* **Goal**
Copy out word for word everything from the line that contains "x-tick-label: 0 <box>816 435 824 451</box>" down to the line that contains "plot-area <box>640 45 910 430</box>", with both of those lines included.

* **Record list**

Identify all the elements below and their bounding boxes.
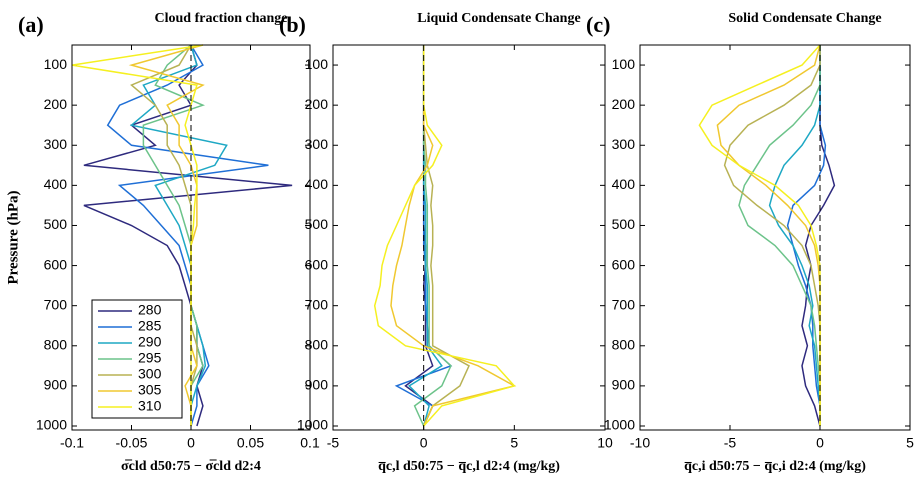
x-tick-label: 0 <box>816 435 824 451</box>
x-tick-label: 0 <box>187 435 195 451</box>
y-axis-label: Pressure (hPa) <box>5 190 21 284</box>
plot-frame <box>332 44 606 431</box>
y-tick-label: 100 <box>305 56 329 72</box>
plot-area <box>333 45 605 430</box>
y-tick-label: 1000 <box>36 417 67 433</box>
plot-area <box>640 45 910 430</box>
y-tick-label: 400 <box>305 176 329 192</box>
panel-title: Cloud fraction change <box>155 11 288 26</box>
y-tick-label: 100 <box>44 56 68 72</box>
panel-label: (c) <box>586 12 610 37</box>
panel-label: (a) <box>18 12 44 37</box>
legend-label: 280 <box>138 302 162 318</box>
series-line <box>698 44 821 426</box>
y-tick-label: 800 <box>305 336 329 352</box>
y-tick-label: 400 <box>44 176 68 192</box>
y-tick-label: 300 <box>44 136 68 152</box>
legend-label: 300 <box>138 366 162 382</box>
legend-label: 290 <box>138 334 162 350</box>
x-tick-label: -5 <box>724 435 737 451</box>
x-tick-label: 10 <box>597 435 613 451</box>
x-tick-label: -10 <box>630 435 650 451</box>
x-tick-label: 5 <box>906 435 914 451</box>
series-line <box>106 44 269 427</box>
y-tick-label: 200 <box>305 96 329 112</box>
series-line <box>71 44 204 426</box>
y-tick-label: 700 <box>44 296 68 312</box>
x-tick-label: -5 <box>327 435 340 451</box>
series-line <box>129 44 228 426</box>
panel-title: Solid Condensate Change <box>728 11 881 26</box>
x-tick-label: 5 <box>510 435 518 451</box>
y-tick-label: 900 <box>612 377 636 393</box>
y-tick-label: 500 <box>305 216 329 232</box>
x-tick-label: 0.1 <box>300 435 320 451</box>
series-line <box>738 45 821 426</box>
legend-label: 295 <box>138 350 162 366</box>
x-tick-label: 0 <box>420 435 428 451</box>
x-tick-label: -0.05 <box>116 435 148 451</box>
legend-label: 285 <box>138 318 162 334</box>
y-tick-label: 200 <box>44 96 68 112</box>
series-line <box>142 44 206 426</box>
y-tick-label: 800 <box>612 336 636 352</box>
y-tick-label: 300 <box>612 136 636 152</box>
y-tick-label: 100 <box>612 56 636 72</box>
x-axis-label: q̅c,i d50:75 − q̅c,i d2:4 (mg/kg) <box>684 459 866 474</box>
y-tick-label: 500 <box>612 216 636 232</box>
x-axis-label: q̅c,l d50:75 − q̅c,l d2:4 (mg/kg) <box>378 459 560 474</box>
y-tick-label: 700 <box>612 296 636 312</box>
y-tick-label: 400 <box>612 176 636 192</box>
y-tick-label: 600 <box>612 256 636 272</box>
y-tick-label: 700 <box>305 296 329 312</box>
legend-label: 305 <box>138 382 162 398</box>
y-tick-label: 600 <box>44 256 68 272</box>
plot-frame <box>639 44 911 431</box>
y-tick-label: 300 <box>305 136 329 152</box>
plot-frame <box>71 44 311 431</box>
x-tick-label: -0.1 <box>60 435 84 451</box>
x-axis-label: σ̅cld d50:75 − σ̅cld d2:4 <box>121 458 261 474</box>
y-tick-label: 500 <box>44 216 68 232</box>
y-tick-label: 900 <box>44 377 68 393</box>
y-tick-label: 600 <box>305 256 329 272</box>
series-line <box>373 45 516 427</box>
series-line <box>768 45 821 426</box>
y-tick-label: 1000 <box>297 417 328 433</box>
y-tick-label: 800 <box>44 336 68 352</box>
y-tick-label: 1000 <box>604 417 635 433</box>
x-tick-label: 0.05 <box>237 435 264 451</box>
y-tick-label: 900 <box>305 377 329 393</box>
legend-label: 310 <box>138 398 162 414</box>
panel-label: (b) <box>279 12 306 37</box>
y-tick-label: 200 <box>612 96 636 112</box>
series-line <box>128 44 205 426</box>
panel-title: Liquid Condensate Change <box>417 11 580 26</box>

* * *

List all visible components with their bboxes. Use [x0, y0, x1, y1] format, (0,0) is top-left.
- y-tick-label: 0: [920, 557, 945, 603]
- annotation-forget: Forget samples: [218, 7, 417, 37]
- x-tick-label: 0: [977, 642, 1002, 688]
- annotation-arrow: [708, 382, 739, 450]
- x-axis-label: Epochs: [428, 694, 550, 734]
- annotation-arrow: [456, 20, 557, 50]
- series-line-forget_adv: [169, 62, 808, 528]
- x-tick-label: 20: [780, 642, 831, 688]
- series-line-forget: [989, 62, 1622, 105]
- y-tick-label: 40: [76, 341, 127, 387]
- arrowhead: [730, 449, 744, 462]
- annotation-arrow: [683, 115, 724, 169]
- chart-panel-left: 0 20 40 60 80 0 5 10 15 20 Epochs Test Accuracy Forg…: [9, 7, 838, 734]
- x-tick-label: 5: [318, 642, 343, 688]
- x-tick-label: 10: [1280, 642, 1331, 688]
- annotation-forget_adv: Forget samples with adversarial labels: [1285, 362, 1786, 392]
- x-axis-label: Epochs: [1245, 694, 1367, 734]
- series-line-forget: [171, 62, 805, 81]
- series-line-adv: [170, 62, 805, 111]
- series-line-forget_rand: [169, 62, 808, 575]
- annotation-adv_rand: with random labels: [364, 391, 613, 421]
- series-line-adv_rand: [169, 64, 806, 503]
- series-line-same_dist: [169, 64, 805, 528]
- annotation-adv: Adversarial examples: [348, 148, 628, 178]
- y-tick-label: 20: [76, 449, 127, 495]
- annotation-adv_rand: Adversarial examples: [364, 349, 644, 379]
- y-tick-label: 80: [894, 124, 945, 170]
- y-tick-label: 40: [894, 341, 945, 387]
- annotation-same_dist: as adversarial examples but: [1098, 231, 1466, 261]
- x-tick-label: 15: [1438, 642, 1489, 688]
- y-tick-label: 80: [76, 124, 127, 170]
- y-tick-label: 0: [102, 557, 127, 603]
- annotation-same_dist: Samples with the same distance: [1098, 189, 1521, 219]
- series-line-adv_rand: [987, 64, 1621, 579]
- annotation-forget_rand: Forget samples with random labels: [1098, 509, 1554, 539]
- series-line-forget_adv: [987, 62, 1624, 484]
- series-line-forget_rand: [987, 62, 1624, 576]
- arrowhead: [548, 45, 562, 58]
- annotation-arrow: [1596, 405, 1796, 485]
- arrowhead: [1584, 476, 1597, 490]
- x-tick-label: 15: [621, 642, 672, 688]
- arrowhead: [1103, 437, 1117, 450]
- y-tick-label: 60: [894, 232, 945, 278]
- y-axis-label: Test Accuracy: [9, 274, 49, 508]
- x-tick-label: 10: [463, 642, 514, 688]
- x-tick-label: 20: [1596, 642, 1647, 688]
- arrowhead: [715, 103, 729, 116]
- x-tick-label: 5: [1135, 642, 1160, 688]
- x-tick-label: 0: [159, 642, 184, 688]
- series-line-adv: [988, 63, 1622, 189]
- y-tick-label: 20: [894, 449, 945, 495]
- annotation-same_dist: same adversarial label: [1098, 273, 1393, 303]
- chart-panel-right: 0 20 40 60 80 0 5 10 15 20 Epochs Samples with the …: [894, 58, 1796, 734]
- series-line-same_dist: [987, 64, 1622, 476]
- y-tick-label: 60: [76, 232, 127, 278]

* **Written response**
x-tick-label: 0 <box>816 435 824 451</box>
x-tick-label: 0 <box>187 435 195 451</box>
y-axis-label: Pressure (hPa) <box>5 190 21 284</box>
plot-frame <box>332 44 606 431</box>
y-tick-label: 100 <box>305 56 329 72</box>
plot-area <box>333 45 605 430</box>
y-tick-label: 1000 <box>36 417 67 433</box>
plot-area <box>640 45 910 430</box>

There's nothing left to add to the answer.